EXERCISE BRIEF -
The full listing should be set down again precisely.

THE RECORDS -

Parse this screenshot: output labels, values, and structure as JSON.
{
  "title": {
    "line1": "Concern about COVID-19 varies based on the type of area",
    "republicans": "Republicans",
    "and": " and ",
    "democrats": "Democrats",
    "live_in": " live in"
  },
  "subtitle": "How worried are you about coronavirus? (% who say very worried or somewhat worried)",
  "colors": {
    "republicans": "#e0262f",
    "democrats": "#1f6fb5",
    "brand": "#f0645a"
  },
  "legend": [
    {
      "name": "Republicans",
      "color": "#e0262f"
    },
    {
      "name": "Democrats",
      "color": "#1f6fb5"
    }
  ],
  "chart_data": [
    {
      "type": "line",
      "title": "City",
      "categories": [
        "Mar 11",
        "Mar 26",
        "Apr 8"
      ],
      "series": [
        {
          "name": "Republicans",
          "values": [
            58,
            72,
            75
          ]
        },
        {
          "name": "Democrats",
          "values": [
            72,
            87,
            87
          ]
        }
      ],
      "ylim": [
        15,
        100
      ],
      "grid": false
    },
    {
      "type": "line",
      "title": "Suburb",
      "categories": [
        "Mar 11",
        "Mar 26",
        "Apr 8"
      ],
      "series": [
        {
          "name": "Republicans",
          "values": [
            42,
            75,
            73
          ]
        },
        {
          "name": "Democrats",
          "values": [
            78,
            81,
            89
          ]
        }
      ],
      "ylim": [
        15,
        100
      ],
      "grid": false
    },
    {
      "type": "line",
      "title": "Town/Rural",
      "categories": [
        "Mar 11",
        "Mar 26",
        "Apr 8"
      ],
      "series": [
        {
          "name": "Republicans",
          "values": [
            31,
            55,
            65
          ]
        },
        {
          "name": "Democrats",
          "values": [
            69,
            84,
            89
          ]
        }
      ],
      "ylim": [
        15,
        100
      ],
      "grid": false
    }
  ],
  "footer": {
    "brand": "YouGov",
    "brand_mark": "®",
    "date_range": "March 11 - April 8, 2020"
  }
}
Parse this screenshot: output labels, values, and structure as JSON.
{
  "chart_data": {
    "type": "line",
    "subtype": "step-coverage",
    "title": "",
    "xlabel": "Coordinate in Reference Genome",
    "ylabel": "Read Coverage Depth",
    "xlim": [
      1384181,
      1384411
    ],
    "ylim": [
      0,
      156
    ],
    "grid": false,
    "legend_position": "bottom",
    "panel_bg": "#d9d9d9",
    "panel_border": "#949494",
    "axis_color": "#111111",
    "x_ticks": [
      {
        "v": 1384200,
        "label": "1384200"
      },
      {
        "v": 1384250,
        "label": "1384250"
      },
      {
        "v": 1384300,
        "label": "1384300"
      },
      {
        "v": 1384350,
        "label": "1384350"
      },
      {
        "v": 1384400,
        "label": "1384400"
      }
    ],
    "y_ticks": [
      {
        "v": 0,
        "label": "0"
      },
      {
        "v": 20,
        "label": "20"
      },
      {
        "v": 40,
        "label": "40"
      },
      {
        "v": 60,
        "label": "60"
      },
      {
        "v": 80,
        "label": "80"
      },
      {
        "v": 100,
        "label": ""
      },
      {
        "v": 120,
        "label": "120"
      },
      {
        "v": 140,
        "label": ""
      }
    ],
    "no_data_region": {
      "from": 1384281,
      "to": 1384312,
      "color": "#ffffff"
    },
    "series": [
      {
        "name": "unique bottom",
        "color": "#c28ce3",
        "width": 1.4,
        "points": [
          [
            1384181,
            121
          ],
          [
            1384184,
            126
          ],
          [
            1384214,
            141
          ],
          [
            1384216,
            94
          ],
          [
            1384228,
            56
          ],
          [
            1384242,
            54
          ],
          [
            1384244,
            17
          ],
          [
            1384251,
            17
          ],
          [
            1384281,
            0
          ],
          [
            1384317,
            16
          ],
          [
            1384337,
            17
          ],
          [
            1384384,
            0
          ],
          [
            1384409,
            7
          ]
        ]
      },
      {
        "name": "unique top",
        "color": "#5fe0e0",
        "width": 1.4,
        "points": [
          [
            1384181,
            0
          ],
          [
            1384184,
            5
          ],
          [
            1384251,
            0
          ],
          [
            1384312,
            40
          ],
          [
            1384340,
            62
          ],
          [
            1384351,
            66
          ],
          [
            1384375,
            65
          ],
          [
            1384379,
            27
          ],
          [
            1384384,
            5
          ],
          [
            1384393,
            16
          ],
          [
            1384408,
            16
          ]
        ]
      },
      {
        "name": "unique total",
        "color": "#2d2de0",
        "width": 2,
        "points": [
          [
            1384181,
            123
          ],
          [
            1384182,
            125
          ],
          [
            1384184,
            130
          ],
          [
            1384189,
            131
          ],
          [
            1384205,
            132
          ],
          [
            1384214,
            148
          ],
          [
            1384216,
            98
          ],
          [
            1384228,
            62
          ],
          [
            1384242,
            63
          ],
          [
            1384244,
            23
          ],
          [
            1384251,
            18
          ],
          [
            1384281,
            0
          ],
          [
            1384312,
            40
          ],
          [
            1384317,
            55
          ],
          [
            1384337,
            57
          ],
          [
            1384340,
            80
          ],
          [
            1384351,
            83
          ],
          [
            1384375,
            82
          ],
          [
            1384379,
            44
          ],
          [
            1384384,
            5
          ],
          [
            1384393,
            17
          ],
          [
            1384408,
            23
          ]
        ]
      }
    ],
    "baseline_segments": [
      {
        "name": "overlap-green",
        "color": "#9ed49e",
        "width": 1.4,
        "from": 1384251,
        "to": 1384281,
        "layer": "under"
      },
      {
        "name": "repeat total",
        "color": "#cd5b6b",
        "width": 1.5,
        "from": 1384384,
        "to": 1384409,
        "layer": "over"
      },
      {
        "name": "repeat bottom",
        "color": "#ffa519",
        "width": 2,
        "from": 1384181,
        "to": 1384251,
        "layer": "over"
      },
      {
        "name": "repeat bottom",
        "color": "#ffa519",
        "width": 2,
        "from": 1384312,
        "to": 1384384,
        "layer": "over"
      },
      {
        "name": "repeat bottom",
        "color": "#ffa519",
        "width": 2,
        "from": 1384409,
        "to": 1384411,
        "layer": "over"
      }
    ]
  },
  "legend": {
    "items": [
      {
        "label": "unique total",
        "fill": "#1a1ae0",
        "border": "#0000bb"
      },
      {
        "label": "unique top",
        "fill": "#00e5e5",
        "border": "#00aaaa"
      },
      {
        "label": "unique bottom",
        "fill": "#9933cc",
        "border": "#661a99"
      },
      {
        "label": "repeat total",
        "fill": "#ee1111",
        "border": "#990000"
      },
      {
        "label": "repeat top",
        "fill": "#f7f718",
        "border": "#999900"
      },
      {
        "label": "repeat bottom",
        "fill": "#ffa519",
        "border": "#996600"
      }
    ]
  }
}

EXERCISE ANSWER -
Parse this screenshot: output labels, values, and structure as JSON.
{
  "title": {
    "line1": "Concern about COVID-19 varies based on the type of area",
    "republicans": "Republicans",
    "and": " and ",
    "democrats": "Democrats",
    "live_in": " live in"
  },
  "subtitle": "How worried are you about coronavirus? (% who say very worried or somewhat worried)",
  "colors": {
    "republicans": "#e0262f",
    "democrats": "#1f6fb5",
    "brand": "#f0645a"
  },
  "legend": [
    {
      "name": "Republicans",
      "color": "#e0262f"
    },
    {
      "name": "Democrats",
      "color": "#1f6fb5"
    }
  ],
  "chart_data": [
    {
      "type": "line",
      "title": "City",
      "categories": [
        "Mar 11",
        "Mar 26",
        "Apr 8"
      ],
      "series": [
        {
          "name": "Republicans",
          "values": [
            58,
            72,
            75
          ]
        },
        {
          "name": "Democrats",
          "values": [
            72,
            87,
            87
          ]
        }
      ],
      "ylim": [
        15,
        100
      ],
      "grid": false
    },
    {
      "type": "line",
      "title": "Suburb",
      "categories": [
        "Mar 11",
        "Mar 26",
        "Apr 8"
      ],
      "series": [
        {
          "name": "Republicans",
          "values": [
            42,
            75,
            73
          ]
        },
        {
          "name": "Democrats",
          "values": [
            78,
            81,
            89
          ]
        }
      ],
      "ylim": [
        15,
        100
      ],
      "grid": false
    },
    {
      "type": "line",
      "title": "Town/Rural",
      "categories": [
        "Mar 11",
        "Mar 26",
        "Apr 8"
      ],
      "series": [
        {
          "name": "Republicans",
          "values": [
            31,
            55,
            65
          ]
        },
        {
          "name": "Democrats",
          "values": [
            69,
            84,
            89
          ]
        }
      ],
      "ylim": [
        15,
        100
      ],
      "grid": false
    }
  ],
  "footer": {
    "brand": "YouGov",
    "brand_mark": "®",
    "date_range": "March 11 - April 8, 2020"
  }
}
Parse this screenshot: output labels, values, and structure as JSON.
{
  "chart_data": {
    "type": "line",
    "subtype": "step-coverage",
    "title": "",
    "xlabel": "Coordinate in Reference Genome",
    "ylabel": "Read Coverage Depth",
    "xlim": [
      1384181,
      1384411
    ],
    "ylim": [
      0,
      156
    ],
    "grid": false,
    "legend_position": "bottom",
    "panel_bg": "#d9d9d9",
    "panel_border": "#949494",
    "axis_color": "#111111",
    "x_ticks": [
      {
        "v": 1384200,
        "label": "1384200"
      },
      {
        "v": 1384250,
        "label": "1384250"
      },
      {
        "v": 1384300,
        "label": "1384300"
      },
      {
        "v": 1384350,
        "label": "1384350"
      },
      {
        "v": 1384400,
        "label": "1384400"
      }
    ],
    "y_ticks": [
      {
        "v": 0,
        "label": "0"
      },
      {
        "v": 20,
        "label": "20"
      },
      {
        "v": 40,
        "label": "40"
      },
      {
        "v": 60,
        "label": "60"
      },
      {
        "v": 80,
        "label": "80"
      },
      {
        "v": 100,
        "label": ""
      },
      {
        "v": 120,
        "label": "120"
      },
      {
        "v": 140,
        "label": ""
      }
    ],
    "no_data_region": {
      "from": 1384281,
      "to": 1384312,
      "color": "#ffffff"
    },
    "series": [
      {
        "name": "unique bottom",
        "color": "#c28ce3",
        "width": 1.4,
        "points": [
          [
            1384181,
            121
          ],
          [
            1384184,
            126
          ],
          [
            1384214,
            141
          ],
          [
            1384216,
            94
          ],
          [
            1384228,
            56
          ],
          [
            1384242,
            54
          ],
          [
            1384244,
            17
          ],
          [
            1384251,
            17
          ],
          [
            1384281,
            0
          ],
          [
            1384317,
            16
          ],
          [
            1384337,
            17
          ],
          [
            1384384,
            0
          ],
          [
            1384409,
            7
          ]
        ]
      },
      {
        "name": "unique top",
        "color": "#5fe0e0",
        "width": 1.4,
        "points": [
          [
            1384181,
            0
          ],
          [
            1384184,
            5
          ],
          [
            1384251,
            0
          ],
          [
            1384312,
            40
          ],
          [
            1384340,
            62
          ],
          [
            1384351,
            66
          ],
          [
            1384375,
            65
          ],
          [
            1384379,
            27
          ],
          [
            1384384,
            5
          ],
          [
            1384393,
            16
          ],
          [
            1384408,
            16
          ]
        ]
      },
      {
        "name": "unique total",
        "color": "#2d2de0",
        "width": 2,
        "points": [
          [
            1384181,
            123
          ],
          [
            1384182,
            125
          ],
          [
            1384184,
            130
          ],
          [
            1384189,
            131
          ],
          [
            1384205,
            132
          ],
          [
            1384214,
            148
          ],
          [
            1384216,
            98
          ],
          [
            1384228,
            62
          ],
          [
            1384242,
            63
          ],
          [
            1384244,
            23
          ],
          [
            1384251,
            18
          ],
          [
            1384281,
            0
          ],
          [
            1384312,
            40
          ],
          [
            1384317,
            55
          ],
          [
            1384337,
            57
          ],
          [
            1384340,
            80
          ],
          [
            1384351,
            83
          ],
          [
            1384375,
            82
          ],
          [
            1384379,
            44
          ],
          [
            1384384,
            5
          ],
          [
            1384393,
            17
          ],
          [
            1384408,
            23
          ]
        ]
      }
    ],
    "baseline_segments": [
      {
        "name": "overlap-green",
        "color": "#9ed49e",
        "width": 1.4,
        "from": 1384251,
        "to": 1384281,
        "layer": "under"
      },
      {
        "name": "repeat total",
        "color": "#cd5b6b",
        "width": 1.5,
        "from": 1384384,
        "to": 1384409,
        "layer": "over"
      },
      {
        "name": "repeat bottom",
        "color": "#ffa519",
        "width": 2,
        "from": 1384181,
        "to": 1384251,
        "layer": "over"
      },
      {
        "name": "repeat bottom",
        "color": "#ffa519",
        "width": 2,
        "from": 1384312,
        "to": 1384384,
        "layer": "over"
      },
      {
        "name": "repeat bottom",
        "color": "#ffa519",
        "width": 2,
        "from": 1384409,
        "to": 1384411,
        "layer": "over"
      }
    ]
  },
  "legend": {
    "items": [
      {
        "label": "unique total",
        "fill": "#1a1ae0",
        "border": "#0000bb"
      },
      {
        "label": "unique top",
        "fill": "#00e5e5",
        "border": "#00aaaa"
      },
      {
        "label": "unique bottom",
        "fill": "#9933cc",
        "border": "#661a99"
      },
      {
        "label": "repeat total",
        "fill": "#ee1111",
        "border": "#990000"
      },
      {
        "label": "repeat top",
        "fill": "#f7f718",
        "border": "#999900"
      },
      {
        "label": "repeat bottom",
        "fill": "#ffa519",
        "border": "#996600"
      }
    ]
  }
}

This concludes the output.